QUOTED PASSAGE:

MPs 'deeply worried' about gaps between UK climate targets and policy delivery

The Department for Business Energy and Industrial Strategy (BEIS) Committee has expressed its concern over the gaps between the UK's decarbonisation ambition and current policymaking, on the same day that the Treasury faced criticism from MPs for failing to improve its approach to environmental sustainability.

The Environmental Audit Committee (EAC) is “deeply disappointed” with the Treasury’s inaction to adequately factor in long-term sustainability risks into its decisions

The Environmental Audit Committee (EAC) is “deeply disappointed” with the Treasury’s inaction to adequately factor in long-term sustainability risks into its decisions

In a review of the Government’s forthcoming Industrial Strategy, the BEIS Committee warns that progress against the Fifth Carbon Budget, which requires UK emissions to be 57% lower between the period of 2028 and 2032, compared with 1990 levels, should not become secondary to affordability.

The Committee welcomes the “explicit commitment" to meet future carbon budgets set out in the Industrial Strategy green paper, but notes that “we are deeply worried that the Committee on Climate Change (CCC) has identified significant gaps between our ambition and our current policy delivery".

The Industrial Strategy must include “meaningful” policies to support the decarbonisation of industries and buildings, the report says, to reduce the reliance on the power sector to drive emissions reductions. The Committee wants to see “clear signs” as to how Government will embed clean growth, driven by battery technology and energy storage, in the country’s economic future.

INFORMATION SUPPLIED:
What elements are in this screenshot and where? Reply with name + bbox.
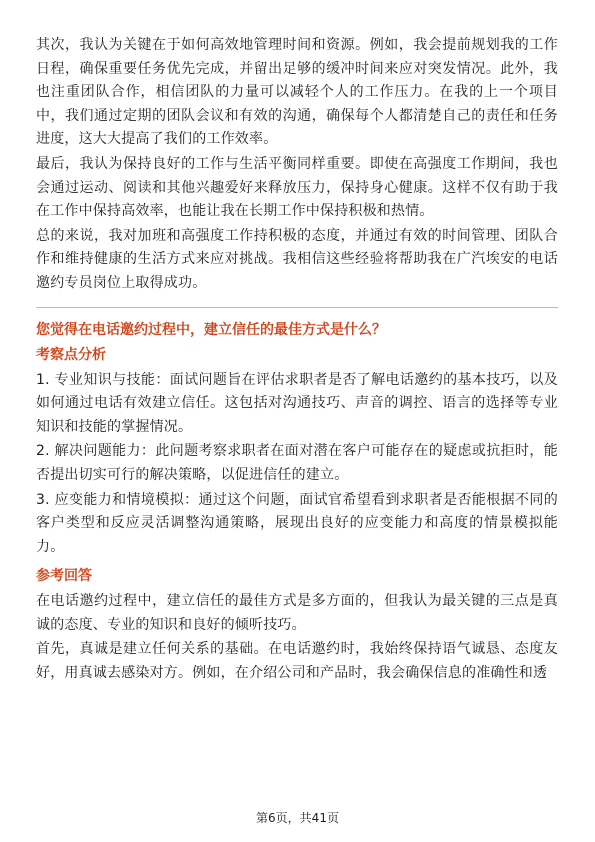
analysis-item: 1. 专业知识与技能：面试问题旨在评估求职者是否了解电话邀约的基本技巧，以及如何通过电话有效建立信任。这包括对沟通技巧、声音的调控、语言的选择等专业知识和技能的掌握情况。 [36,371,558,435]
page-content [36,34,558,687]
answer-heading: 参考回答 [36,568,92,585]
answer-paragraph: 首先，真诚是建立任何关系的基础。在电话邀约时，我始终保持语气诚恳、态度友好，用真诚去感染对方。例如，在介绍公司和产品时，我会确保信息的准确性和透 [36,641,558,682]
answer-paragraph: 在电话邀约过程中，建立信任的最佳方式是多方面的，但我认为最关键的三点是真诚的态度、专业的知识和良好的倾听技巧。 [36,593,558,633]
analysis-item: 2. 解决问题能力：此问题考察求职者在面对潜在客户可能存在的疑虑或抗拒时，能否提出切实可行的解决策略，以促进信任的建立。 [36,443,558,483]
body-paragraph: 最后，我认为保持良好的工作与生活平衡同样重要。即使在高强度工作期间，我也会通过运动、阅读和其他兴趣爱好来释放压力，保持身心健康。这样不仅有助于我在工作中保持高效率，也能让我在长期工作中保持积极和热情。 [36,155,558,220]
analysis-item: 3. 应变能力和情境模拟：通过这个问题，面试官希望看到求职者是否能根据不同的客户类型和反应灵活调整沟通策略，展现出良好的应变能力和高度的情景模拟能力。 [36,491,558,555]
body-paragraph: 总的来说，我对加班和高强度工作持积极的态度，并通过有效的时间管理、团队合作和维持健康的生活方式来应对挑战。我相信这些经验将帮助我在广汽埃安的电话邀约专员岗位上取得成功。 [36,227,558,291]
analysis-heading: 考察点分析 [36,346,106,363]
body-paragraph: 其次，我认为关键在于如何高效地管理时间和资源。例如，我会提前规划我的工作日程，确保重要任务优先完成，并留出足够的缓冲时间来应对突发情况。此外，我也注重团队合作，相信团队的力量可以减轻个人的工作压力。在我的上一个项目中，我们通过定期的团队会议和有效的沟通，确保每个人都清楚自己的责任和任务进度，这大大提高了我们的工作效率。 [36,37,558,148]
section-divider [36,307,558,308]
page-number-footer: 第6页，共41页 [256,811,339,825]
question-title: 您觉得在电话邀约过程中，建立信任的最佳方式是什么？ [36,321,386,338]
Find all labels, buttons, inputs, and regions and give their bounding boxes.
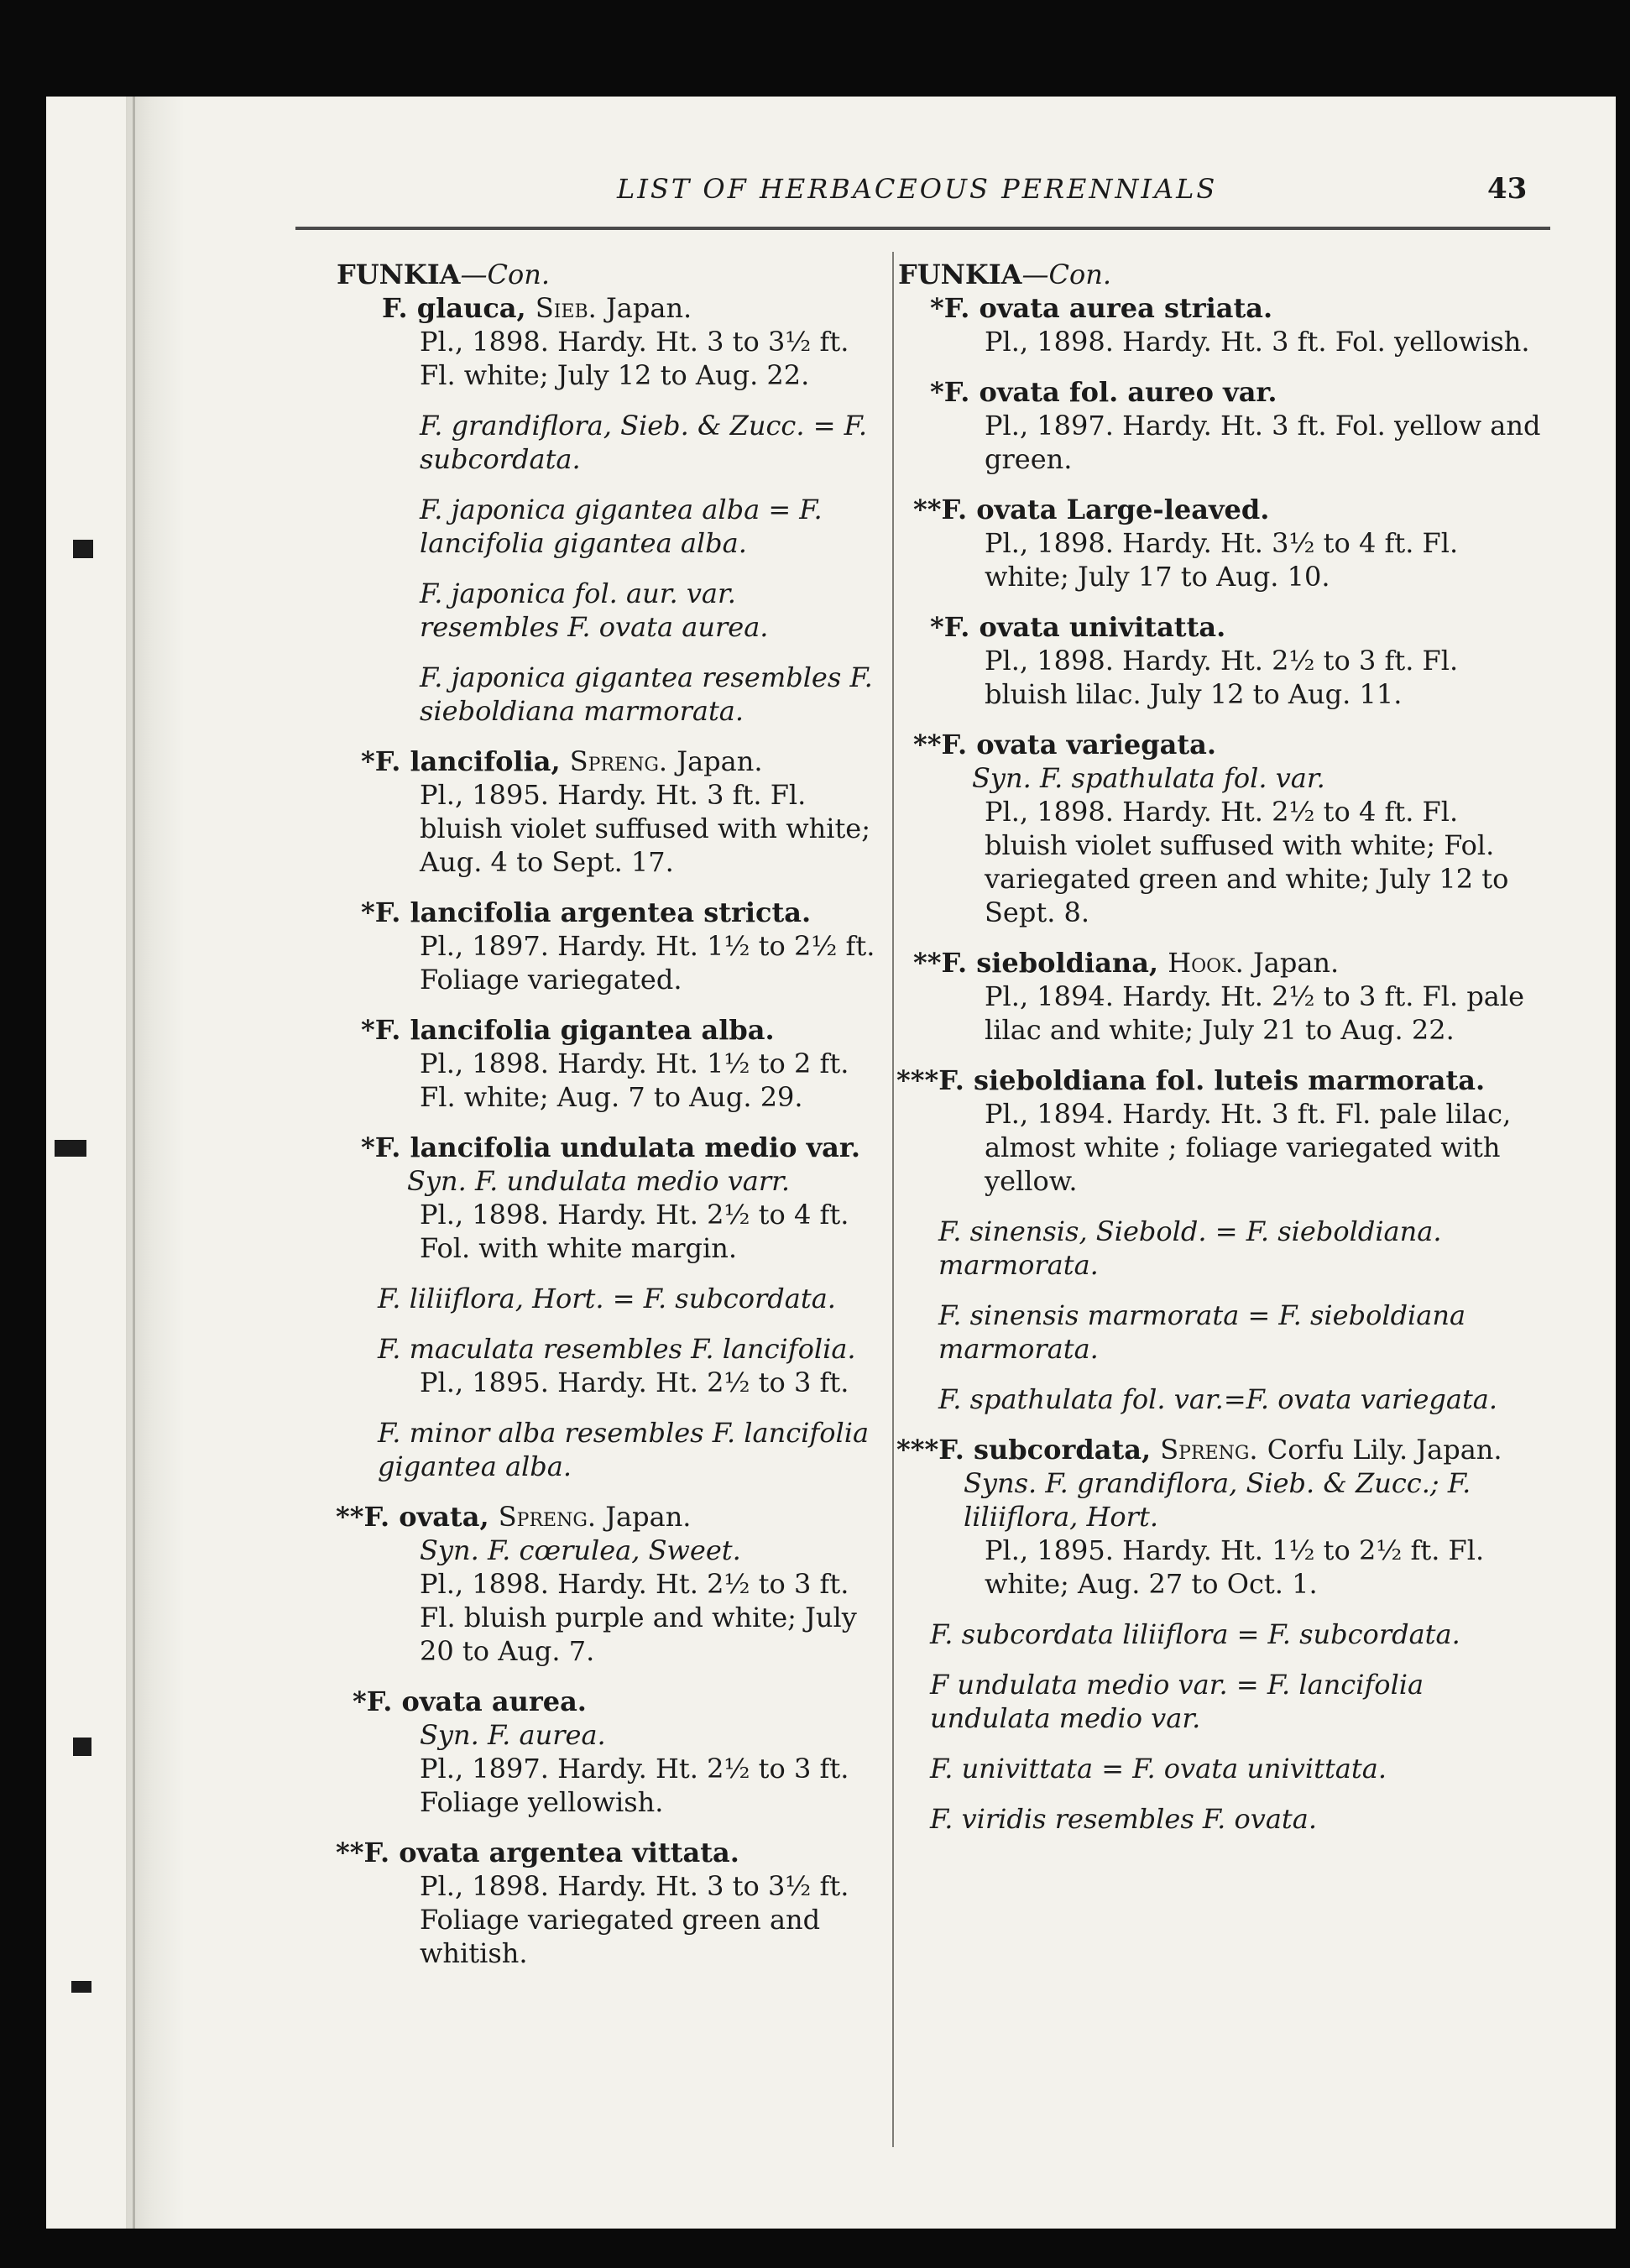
synonym-note: F. spathulata fol. var.=F. ovata variegata. bbox=[938, 1383, 1498, 1415]
plant-entry bbox=[896, 493, 1543, 593]
entry-title: F. sieboldiana, bbox=[941, 947, 1159, 979]
margin-tab-mark bbox=[73, 1738, 91, 1756]
plant-entry bbox=[896, 1433, 1543, 1601]
entry-title: F. sieboldiana fol. luteis marmorata. bbox=[938, 1064, 1486, 1096]
plant-entry bbox=[896, 728, 1543, 929]
plant-entry bbox=[896, 610, 1543, 711]
plant-entry bbox=[285, 896, 881, 996]
entry-synonym: Syn. F. undulata medio varr. bbox=[407, 1165, 791, 1197]
entry-description: Pl., 1894. Hardy. Ht. 2½ to 3 ft. Fl. pale lilac and white; July 21 to Aug. 22. bbox=[985, 980, 1525, 1046]
entry-origin: Japan. bbox=[677, 745, 763, 777]
synonym-note: F. sinensis marmorata = F. sieboldiana marmorata. bbox=[938, 1299, 1466, 1365]
entry-title: F. subcordata, bbox=[938, 1434, 1152, 1466]
synonym-note: F. minor alba resembles F. lancifolia gigantea alba. bbox=[378, 1417, 870, 1482]
synonym-note: F. liliiflora, Hort. = F. subcordata. bbox=[378, 1283, 836, 1314]
hardiness-mark: * bbox=[361, 1131, 375, 1163]
synonym-note: F undulata medio var. = F. lancifolia undulata medio var. bbox=[930, 1669, 1424, 1734]
entry-description: Pl., 1898. Hardy. Ht. 3½ to 4 ft. Fl. white; July 17 to Aug. 10. bbox=[985, 527, 1459, 593]
entry-description: Pl., 1898. Hardy. Ht. 2½ to 3 ft. Fl. bluish purple and white; July 20 to Aug. 7. bbox=[420, 1568, 857, 1667]
plant-entry bbox=[896, 291, 1543, 358]
synonym-note: F. japonica gigantea alba = F. lancifolia gigantea alba. bbox=[420, 494, 823, 559]
plant-entry bbox=[896, 375, 1543, 476]
right-column bbox=[896, 258, 1543, 1836]
synonym-note: F. viridis resembles F. ovata. bbox=[930, 1803, 1317, 1835]
plant-entry bbox=[285, 1500, 881, 1668]
synonym-note: F. japonica gigantea resembles F. sieboldiana marmorata. bbox=[420, 661, 873, 727]
entry-title: F. lancifolia undulata medio var. bbox=[374, 1131, 860, 1163]
entry-title: F. ovata variegata. bbox=[941, 729, 1217, 760]
left-column bbox=[285, 258, 881, 1970]
entry-description: Pl., 1895. Hardy. Ht. 1½ to 2½ ft. Fl. white; Aug. 27 to Oct. 1. bbox=[985, 1534, 1485, 1600]
continued-label: —Con. bbox=[460, 259, 551, 290]
scanned-page bbox=[46, 97, 1616, 2229]
hardiness-mark: ** bbox=[913, 494, 942, 525]
margin-tab-mark bbox=[73, 540, 93, 558]
synonym-note: F. grandiflora, Sieb. & Zucc. = F. subcordata. bbox=[420, 410, 868, 475]
entry-author: Spreng. bbox=[1160, 1434, 1258, 1466]
note-text: F. maculata resembles F. lancifolia. bbox=[378, 1333, 856, 1365]
entry-title: F. lancifolia, bbox=[374, 745, 561, 777]
entry-title: F. ovata argentea vittata. bbox=[363, 1837, 739, 1868]
entry-origin: Corfu Lily. Japan. bbox=[1267, 1434, 1502, 1466]
margin-tab-mark bbox=[55, 1140, 86, 1157]
entry-description: Pl., 1897. Hardy. Ht. 1½ to 2½ ft. Foliage variegated. bbox=[420, 930, 875, 996]
entry-author: Spreng. bbox=[498, 1501, 597, 1533]
entry-author: Sieb. bbox=[535, 292, 597, 324]
hardiness-mark: * bbox=[353, 1685, 367, 1717]
header-rule bbox=[295, 227, 1550, 230]
entry-description: Pl., 1898. Hardy. Ht. 3 ft. Fol. yellowish. bbox=[985, 326, 1530, 358]
entry-description: Pl., 1898. Hardy. Ht. 2½ to 3 ft. Fl. bluish lilac. July 12 to Aug. 11. bbox=[985, 645, 1459, 710]
entry-title: F. lancifolia gigantea alba. bbox=[374, 1014, 775, 1046]
hardiness-mark: ** bbox=[913, 947, 942, 979]
hardiness-mark: * bbox=[930, 292, 944, 324]
running-title: LIST OF HERBACEOUS PERENNIALS bbox=[617, 173, 1218, 205]
entry-description: Pl., 1898. Hardy. Ht. 2½ to 4 ft. Fl. bluish violet suffused with white; Fol. variegated green and white; July 12 to Sept. 8. bbox=[985, 796, 1509, 928]
entry-title: F. ovata, bbox=[363, 1501, 489, 1533]
plant-entry bbox=[285, 1685, 881, 1819]
entry-description: Pl., 1895. Hardy. Ht. 3 ft. Fl. bluish violet suffused with white; Aug. 4 to Sept. 17. bbox=[420, 779, 871, 878]
entry-title: F. lancifolia argentea stricta. bbox=[374, 896, 812, 928]
column-divider bbox=[892, 252, 894, 2147]
synonym-note: F. japonica fol. aur. var. resembles F. ovata aurea. bbox=[420, 577, 769, 643]
section-heading bbox=[285, 258, 881, 291]
entry-author: Spreng. bbox=[569, 745, 668, 777]
plant-entry bbox=[896, 946, 1543, 1047]
entry-description: Pl., 1894. Hardy. Ht. 3 ft. Fl. pale lilac, almost white ; foliage variegated with yellow. bbox=[985, 1098, 1512, 1197]
entry-description: Pl., 1898. Hardy. Ht. 3 to 3½ ft. Foliage variegated green and whitish. bbox=[420, 1870, 849, 1969]
section-heading bbox=[896, 258, 1543, 291]
page-number: 43 bbox=[1487, 172, 1528, 206]
hardiness-mark: * bbox=[930, 611, 944, 643]
hardiness-mark: * bbox=[361, 1014, 375, 1046]
hardiness-mark: * bbox=[361, 745, 375, 777]
entry-title: F. ovata aurea. bbox=[366, 1685, 587, 1717]
resemblance-note bbox=[285, 1332, 881, 1399]
entry-description: Pl., 1895. Hardy. Ht. 2½ to 3 ft. bbox=[420, 1367, 849, 1398]
synonym-note: F. univittata = F. ovata univittata. bbox=[930, 1753, 1387, 1785]
plant-entry bbox=[896, 1063, 1543, 1198]
hardiness-mark: * bbox=[361, 896, 375, 928]
entry-description: Pl., 1897. Hardy. Ht. 2½ to 3 ft. Foliage yellowish. bbox=[420, 1753, 849, 1818]
entry-title: F. ovata fol. aureo var. bbox=[943, 376, 1277, 408]
entry-title: F. ovata aurea striata. bbox=[943, 292, 1273, 324]
entry-title: F. ovata Large-leaved. bbox=[941, 494, 1270, 525]
entry-title: F. glauca, bbox=[382, 292, 526, 324]
entry-origin: Japan. bbox=[1252, 947, 1340, 979]
synonym-note: F. subcordata liliiflora = F. subcordata. bbox=[930, 1618, 1460, 1650]
entry-origin: Japan. bbox=[605, 292, 692, 324]
entry-description: Pl., 1898. Hardy. Ht. 2½ to 4 ft. Fol. with white margin. bbox=[420, 1199, 849, 1264]
hardiness-mark: *** bbox=[896, 1064, 939, 1096]
margin-tab-mark bbox=[71, 1981, 91, 1993]
entry-synonym: Syns. F. grandiflora, Sieb. & Zucc.; F. liliiflora, Hort. bbox=[964, 1467, 1471, 1533]
synonym-note: F. sinensis, Siebold. = F. sieboldiana. marmorata. bbox=[938, 1215, 1442, 1281]
continued-label: —Con. bbox=[1021, 259, 1112, 290]
hardiness-mark: *** bbox=[896, 1434, 939, 1466]
entry-origin: Japan. bbox=[605, 1501, 692, 1533]
entry-synonym: Syn. F. spathulata fol. var. bbox=[972, 762, 1325, 794]
plant-entry bbox=[285, 1836, 881, 1970]
plant-entry bbox=[285, 1131, 881, 1265]
entry-synonym: Syn. F. aurea. bbox=[420, 1719, 606, 1751]
plant-entry bbox=[285, 1013, 881, 1114]
hardiness-mark: ** bbox=[336, 1837, 364, 1868]
hardiness-mark: * bbox=[930, 376, 944, 408]
entry-synonym: Syn. F. cœrulea, Sweet. bbox=[420, 1534, 741, 1566]
entry-title: F. ovata univitatta. bbox=[943, 611, 1226, 643]
genus-name: FUNKIA bbox=[898, 259, 1022, 290]
binding-edge bbox=[133, 97, 135, 2229]
entry-description: Pl., 1898. Hardy. Ht. 1½ to 2 ft. Fl. white; Aug. 7 to Aug. 29. bbox=[420, 1048, 849, 1113]
entry-author: Hook. bbox=[1168, 947, 1244, 979]
plant-entry bbox=[285, 745, 881, 879]
genus-name: FUNKIA bbox=[337, 259, 461, 290]
entry-description: Pl., 1897. Hardy. Ht. 3 ft. Fol. yellow and green. bbox=[985, 410, 1541, 475]
hardiness-mark: ** bbox=[336, 1501, 364, 1533]
plant-entry bbox=[285, 291, 881, 392]
entry-description: Pl., 1898. Hardy. Ht. 3 to 3½ ft. Fl. white; July 12 to Aug. 22. bbox=[420, 326, 849, 391]
hardiness-mark: ** bbox=[913, 729, 942, 760]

EXERCISE REQUIREMENTS:
1) Decide whether each statement agrees with the article on UK climate targets, answering yes or no and quoting the deciding words: (a) The Fifth Carbon Budget requires UK emissions between 2028 and 2032 to be 57% lower than 1990 levels. (b) The BEIS Committee says progress against the Fifth Carbon Budget should become secondary to affordability. (c) The Committee wants clean growth to be driven by nuclear power.
2) In the records, revise the lines from the line with "synonym-note: F. spathulata" to the line with "entry-synonym: Syn. F. undulata" so that "plant-entry" becomes "species-entry" and everything else stays the same. Return only those lines.

RESULTS FOR THE EXERCISE:
1)
(a) Yes: "requires UK emissions to be 57% lower between the period of 2028 and 2032, compared with 1990 levels"
(b) No: "should not become secondary to affordability"
(c) No: "driven by battery technology and energy storage"

2)
synonym-note: F. spathulata fol. var.=F. ovata variegata. bbox=[938, 1383, 1498, 1415]
species-entry bbox=[896, 493, 1543, 593]
entry-title: F. sieboldiana, bbox=[941, 947, 1159, 979]
margin-tab-mark bbox=[73, 1738, 91, 1756]
species-entry bbox=[896, 1433, 1543, 1601]
entry-title: F. sieboldiana fol. luteis marmorata. bbox=[938, 1064, 1486, 1096]
species-entry bbox=[896, 728, 1543, 929]
species-entry bbox=[896, 610, 1543, 711]
species-entry bbox=[285, 896, 881, 996]
entry-synonym: Syn. F. undulata medio varr. bbox=[407, 1165, 791, 1197]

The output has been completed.